--- Record excerpts ---

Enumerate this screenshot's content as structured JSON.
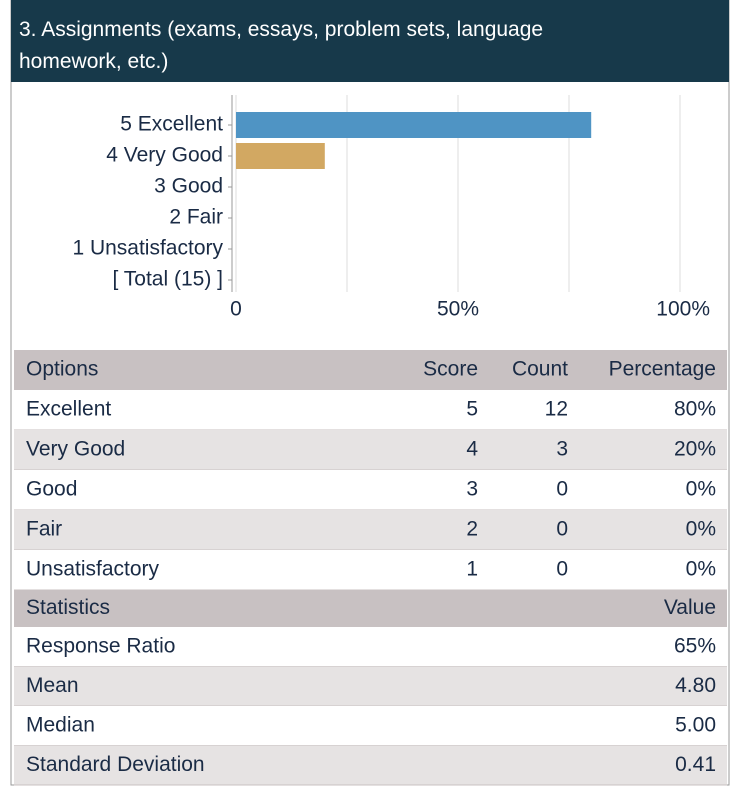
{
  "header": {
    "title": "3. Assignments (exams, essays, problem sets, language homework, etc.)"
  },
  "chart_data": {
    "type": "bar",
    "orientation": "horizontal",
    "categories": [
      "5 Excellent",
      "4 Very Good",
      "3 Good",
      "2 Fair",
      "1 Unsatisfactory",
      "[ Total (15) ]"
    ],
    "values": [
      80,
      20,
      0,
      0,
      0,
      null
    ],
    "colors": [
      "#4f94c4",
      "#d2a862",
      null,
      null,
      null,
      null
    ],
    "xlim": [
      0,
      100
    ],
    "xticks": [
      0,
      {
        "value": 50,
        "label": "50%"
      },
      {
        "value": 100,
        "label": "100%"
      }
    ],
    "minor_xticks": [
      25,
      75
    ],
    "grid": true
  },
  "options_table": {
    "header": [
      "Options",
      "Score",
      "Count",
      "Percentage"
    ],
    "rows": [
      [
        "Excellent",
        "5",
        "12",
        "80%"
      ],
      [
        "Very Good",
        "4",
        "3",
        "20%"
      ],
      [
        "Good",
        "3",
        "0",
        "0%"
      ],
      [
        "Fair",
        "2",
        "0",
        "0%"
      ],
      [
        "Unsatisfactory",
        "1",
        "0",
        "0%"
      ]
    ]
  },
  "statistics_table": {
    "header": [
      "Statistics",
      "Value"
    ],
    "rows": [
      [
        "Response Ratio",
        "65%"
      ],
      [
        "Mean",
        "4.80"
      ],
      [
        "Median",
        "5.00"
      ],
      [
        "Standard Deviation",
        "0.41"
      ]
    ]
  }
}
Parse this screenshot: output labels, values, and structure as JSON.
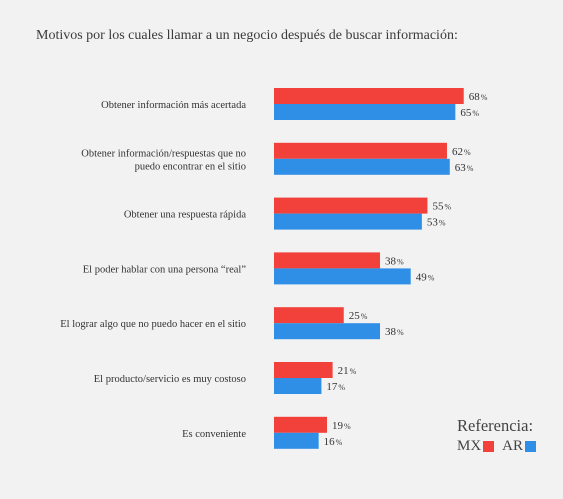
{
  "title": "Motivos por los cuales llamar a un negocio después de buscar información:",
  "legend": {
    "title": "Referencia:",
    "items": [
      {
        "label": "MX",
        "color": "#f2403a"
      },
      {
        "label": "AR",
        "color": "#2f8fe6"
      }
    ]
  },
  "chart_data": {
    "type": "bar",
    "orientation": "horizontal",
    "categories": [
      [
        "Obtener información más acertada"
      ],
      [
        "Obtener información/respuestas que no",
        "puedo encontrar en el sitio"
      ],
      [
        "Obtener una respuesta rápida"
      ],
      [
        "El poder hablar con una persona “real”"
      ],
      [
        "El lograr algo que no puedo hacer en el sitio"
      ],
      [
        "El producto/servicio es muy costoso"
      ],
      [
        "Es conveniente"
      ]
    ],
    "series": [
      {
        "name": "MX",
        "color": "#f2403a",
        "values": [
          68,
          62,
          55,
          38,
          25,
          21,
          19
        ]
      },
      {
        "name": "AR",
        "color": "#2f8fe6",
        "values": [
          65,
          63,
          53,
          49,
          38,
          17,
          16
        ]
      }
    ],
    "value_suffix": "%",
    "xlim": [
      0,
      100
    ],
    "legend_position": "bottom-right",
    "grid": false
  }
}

---
--- Record excerpts ---

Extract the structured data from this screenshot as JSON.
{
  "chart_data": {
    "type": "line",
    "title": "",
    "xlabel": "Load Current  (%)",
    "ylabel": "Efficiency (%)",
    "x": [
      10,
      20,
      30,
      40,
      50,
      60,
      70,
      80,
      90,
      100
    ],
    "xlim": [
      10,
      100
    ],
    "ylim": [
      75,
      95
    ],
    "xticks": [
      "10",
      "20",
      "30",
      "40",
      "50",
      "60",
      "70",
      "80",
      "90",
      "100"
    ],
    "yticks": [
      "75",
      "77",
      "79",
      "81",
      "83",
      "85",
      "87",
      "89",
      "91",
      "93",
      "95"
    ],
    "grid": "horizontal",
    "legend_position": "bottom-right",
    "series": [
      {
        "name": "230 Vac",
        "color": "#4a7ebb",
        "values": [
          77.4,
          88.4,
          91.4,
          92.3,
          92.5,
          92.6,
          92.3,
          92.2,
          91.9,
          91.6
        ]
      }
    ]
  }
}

---

*Given request:* Identify the lines above that contain the word "JSON", then copy them.

*The result:*
Enumerate this screenshot's content as structured JSON.
Parse this screenshot: output labels, values, and structure as JSON.
Extract the structured data from this screenshot as JSON.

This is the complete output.